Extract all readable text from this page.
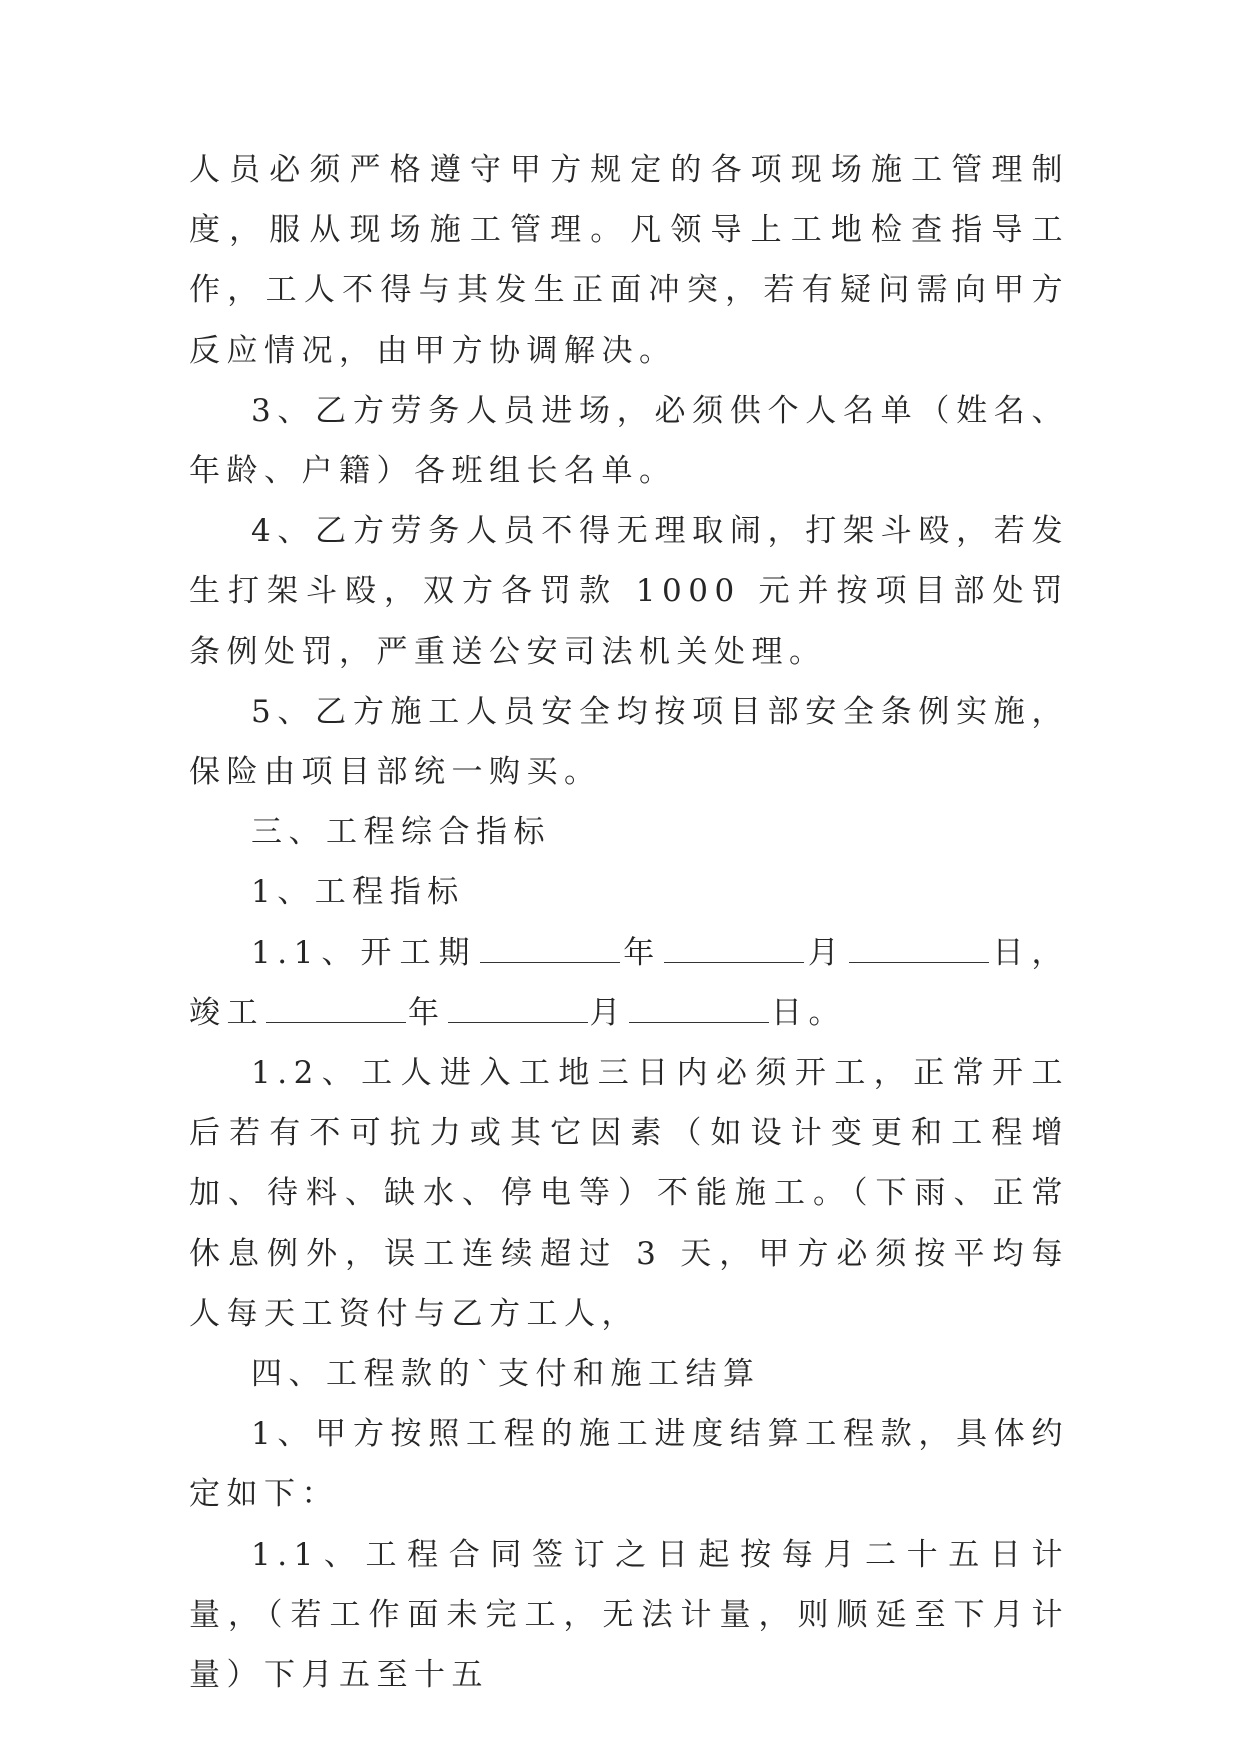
人员必须严格遵守甲方规定的各项现场施工管理制度，服从现场施工管理。凡领导上工地检查指导工作，工人不得与其发生正面冲突，若有疑问需向甲方反应情况，由甲方协调解决。

3、乙方劳务人员进场，必须供个人名单（姓名、年龄、户籍）各班组长名单。

4、乙方劳务人员不得无理取闹，打架斗殴，若发生打架斗殴，双方各罚款 1000 元并按项目部处罚条例处罚，严重送公安司法机关处理。

5、乙方施工人员安全均按项目部安全条例实施，保险由项目部统一购买。

三、工程综合指标

1、工程指标

1.1、开工期	年	月	日，竣工	年	月	日。

1.2、工人进入工地三日内必须开工，正常开工后若有不可抗力或其它因素（如设计变更和工程增加、待料、缺水、停电等）不能施工。（下雨、正常休息例外，误工连续超过 3 天，甲方必须按平均每人每天工资付与乙方工人，

四、工程款的`支付和施工结算

1、甲方按照工程的施工进度结算工程款，具体约定如下：

1.1、工程合同签订之日起按每月二十五日计量，（若工作面未完工，无法计量，则顺延至下月计量）下月五至十五
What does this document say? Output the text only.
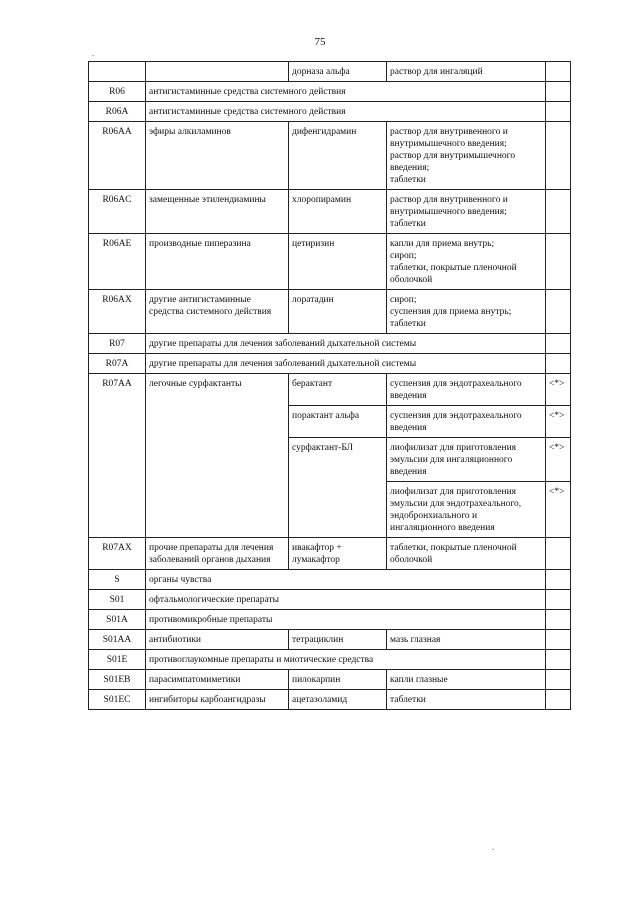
75
		дорназа альфа	раствор для ингаляций	
R06	антигистаминные средства системного действия			
R06A	антигистаминные средства системного действия			
R06AA	эфиры алкиламинов	дифенгидрамин	раствор для внутривенного и внутримышечного введения;
раствор для внутримышечного введения;
таблетки	
R06AC	замещенные этилендиамины	хлоропирамин	раствор для внутривенного и внутримышечного введения;
таблетки	
R06AE	производные пиперазина	цетиризин	капли для приема внутрь;
сироп;
таблетки, покрытые пленочной оболочкой	
R06AX	другие антигистаминные средства системного действия	лоратадин	сироп;
суспензия для приема внутрь;
таблетки	
R07	другие препараты для лечения заболеваний дыхательной системы			
R07A	другие препараты для лечения заболеваний дыхательной системы			
R07AA	легочные сурфактанты	берактант	суспензия для эндотрахеального введения	<*>
		порактант альфа	суспензия для эндотрахеального введения	<*>
		сурфактант-БЛ	лиофилизат для приготовления эмульсии для ингаляционного введения	<*>
			лиофилизат для приготовления эмульсии для эндотрахеального, эндобронхиального и ингаляционного введения	<*>
R07AX	прочие препараты для лечения заболеваний органов дыхания	ивакафтор + лумакафтор	таблетки, покрытые пленочной оболочкой	
S	органы чувства			
S01	офтальмологические препараты			
S01A	противомикробные препараты			
S01AA	антибиотики	тетрациклин	мазь глазная	
S01E	противоглаукомные препараты и миотические средства			
S01EB	парасимпатомиметики	пилокарпин	капли глазные	
S01EC	ингибиторы карбоангидразы	ацетазоламид	таблетки	
.
.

Written task: Return every line above in which the string "суспензия" occurs.

Exercise solution:
суспензия для приема внутрь;
R07AA	легочные сурфактанты	берактант	суспензия для эндотрахеального введения	<*>
		порактант альфа	суспензия для эндотрахеального введения	<*>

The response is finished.